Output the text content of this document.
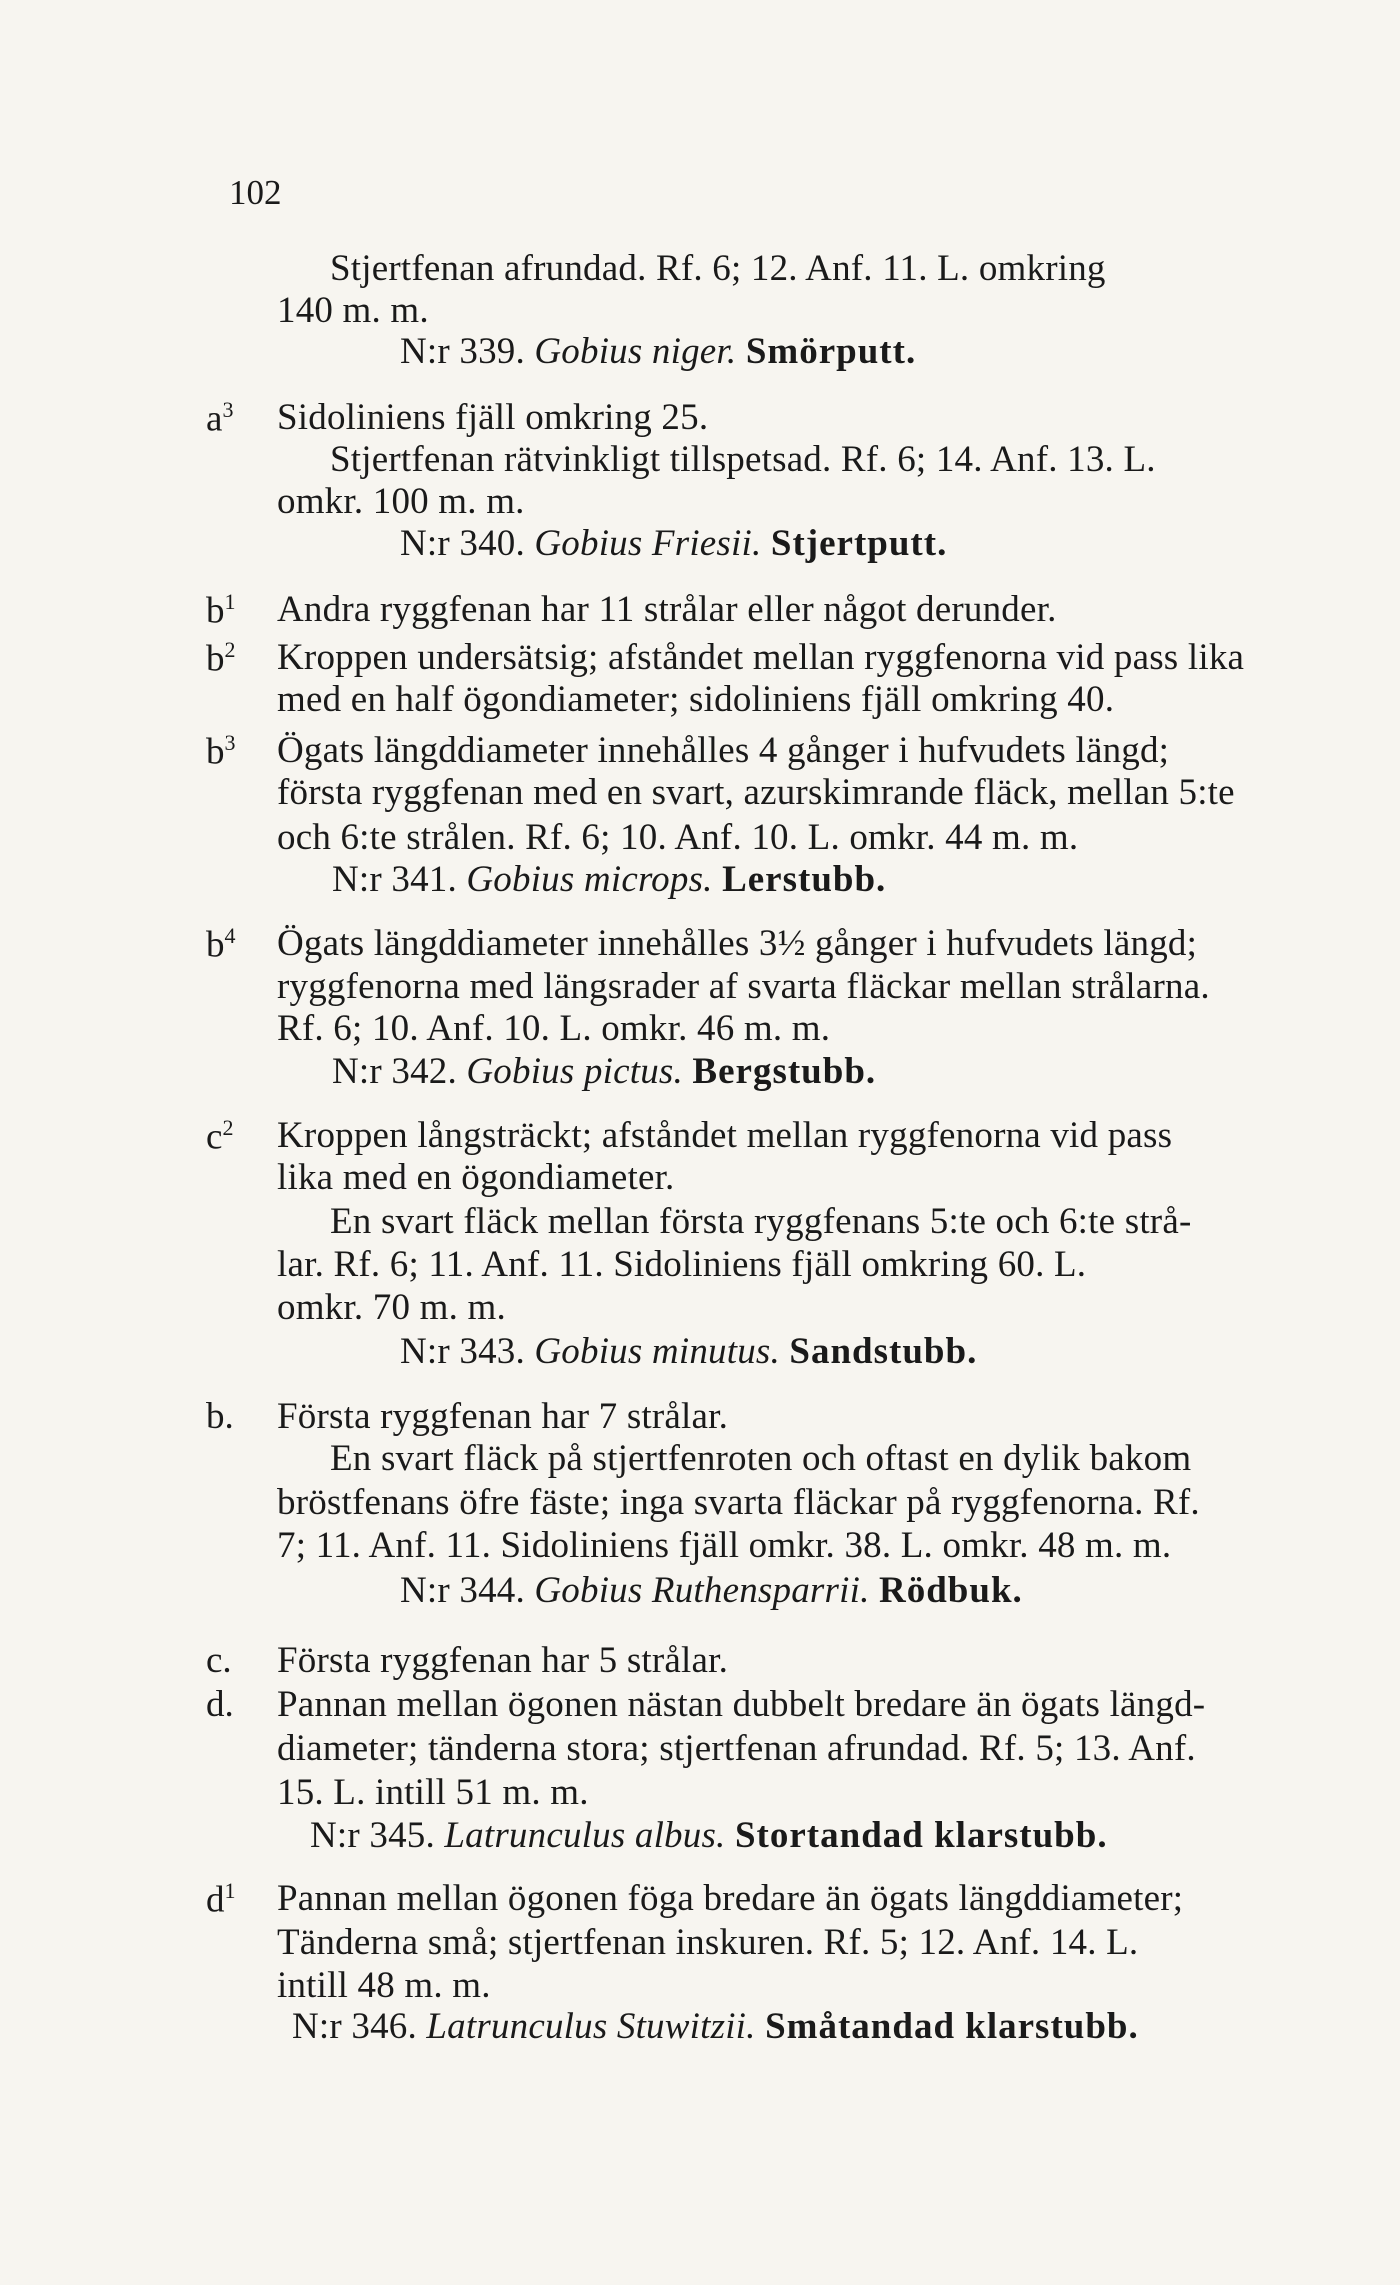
102
Stjertfenan afrundad. Rf. 6; 12. Anf. 11. L. omkring
140 m. m.
N:r 339. Gobius niger. Smörputt.
$a^3$ Sidoliniens fjäll omkring 25.
Stjertfenan rätvinkligt tillspetsad. Rf. 6; 14. Anf. 13. L.
omkr. 100 m. m.
N:r 340. Gobius Friesii. Stjertputt.
$b^1$ Andra ryggfenan har 11 strålar eller något derunder.
$b^2$ Kroppen undersätsig; afståndet mellan ryggfenorna vid pass lika
med en half ögondiameter; sidoliniens fjäll omkring 40.
$b^3$ Ögats längddiameter innehålles 4 gånger i hufvudets längd;
första ryggfenan med en svart, azurskimrande fläck, mellan 5:te
och 6:te strålen. Rf. 6; 10. Anf. 10. L. omkr. 44 m. m.
N:r 341. Gobius microps. Lerstubb.
$b^4$ Ögats längddiameter innehålles 3½ gånger i hufvudets längd;
ryggfenorna med längsrader af svarta fläckar mellan strålarna.
Rf. 6; 10. Anf. 10. L. omkr. 46 m. m.
N:r 342. Gobius pictus. Bergstubb.
$c^2$ Kroppen långsträckt; afståndet mellan ryggfenorna vid pass
lika med en ögondiameter.
En svart fläck mellan första ryggfenans 5:te och 6:te strå-
lar. Rf. 6; 11. Anf. 11. Sidoliniens fjäll omkring 60. L.
omkr. 70 m. m.
N:r 343. Gobius minutus. Sandstubb.
b. Första ryggfenan har 7 strålar.
En svart fläck på stjertfenroten och oftast en dylik bakom
bröstfenans öfre fäste; inga svarta fläckar på ryggfenorna. Rf.
7; 11. Anf. 11. Sidoliniens fjäll omkr. 38. L. omkr. 48 m. m.
N:r 344. Gobius Ruthensparrii. Rödbuk.
c. Första ryggfenan har 5 strålar.
d. Pannan mellan ögonen nästan dubbelt bredare än ögats längd-
diameter; tänderna stora; stjertfenan afrundad. Rf. 5; 13. Anf.
15. L. intill 51 m. m.
N:r 345. Latrunculus albus. Stortandad klarstubb.
$d^1$ Pannan mellan ögonen föga bredare än ögats längddiameter;
Tänderna små; stjertfenan inskuren. Rf. 5; 12. Anf. 14. L.
intill 48 m. m.
N:r 346. Latrunculus Stuwitzii. Småtandad klarstubb.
+===+
• Written problem:
Reproduce each line exactly, please, except for any pictures.

• Output for this task:
Output the text content of this document.
102
Stjertfenan afrundad. Rf. 6; 12. Anf. 11. L. omkring
140 m. m.
N:r 339. Gobius niger. Smörputt.
$a^3$ Sidoliniens fjäll omkring 25.
Stjertfenan rätvinkligt tillspetsad. Rf. 6; 14. Anf. 13. L.
omkr. 100 m. m.
N:r 340. Gobius Friesii. Stjertputt.
$b^1$ Andra ryggfenan har 11 strålar eller något derunder.
$b^2$ Kroppen undersätsig; afståndet mellan ryggfenorna vid pass lika
med en half ögondiameter; sidoliniens fjäll omkring 40.
$b^3$ Ögats längddiameter innehålles 4 gånger i hufvudets längd;
första ryggfenan med en svart, azurskimrande fläck, mellan 5:te
och 6:te strålen. Rf. 6; 10. Anf. 10. L. omkr. 44 m. m.
N:r 341. Gobius microps. Lerstubb.
$b^4$ Ögats längddiameter innehålles 3½ gånger i hufvudets längd;
ryggfenorna med längsrader af svarta fläckar mellan strålarna.
Rf. 6; 10. Anf. 10. L. omkr. 46 m. m.
N:r 342. Gobius pictus. Bergstubb.
$c^2$ Kroppen långsträckt; afståndet mellan ryggfenorna vid pass
lika med en ögondiameter.
En svart fläck mellan första ryggfenans 5:te och 6:te strå-
lar. Rf. 6; 11. Anf. 11. Sidoliniens fjäll omkring 60. L.
omkr. 70 m. m.
N:r 343. Gobius minutus. Sandstubb.
b. Första ryggfenan har 7 strålar.
En svart fläck på stjertfenroten och oftast en dylik bakom
bröstfenans öfre fäste; inga svarta fläckar på ryggfenorna. Rf.
7; 11. Anf. 11. Sidoliniens fjäll omkr. 38. L. omkr. 48 m. m.
N:r 344. Gobius Ruthensparrii. Rödbuk.
c. Första ryggfenan har 5 strålar.
d. Pannan mellan ögonen nästan dubbelt bredare än ögats längd-
diameter; tänderna stora; stjertfenan afrundad. Rf. 5; 13. Anf.
15. L. intill 51 m. m.
N:r 345. Latrunculus albus. Stortandad klarstubb.
$d^1$ Pannan mellan ögonen föga bredare än ögats längddiameter;
Tänderna små; stjertfenan inskuren. Rf. 5; 12. Anf. 14. L.
intill 48 m. m.
N:r 346. Latrunculus Stuwitzii. Småtandad klarstubb.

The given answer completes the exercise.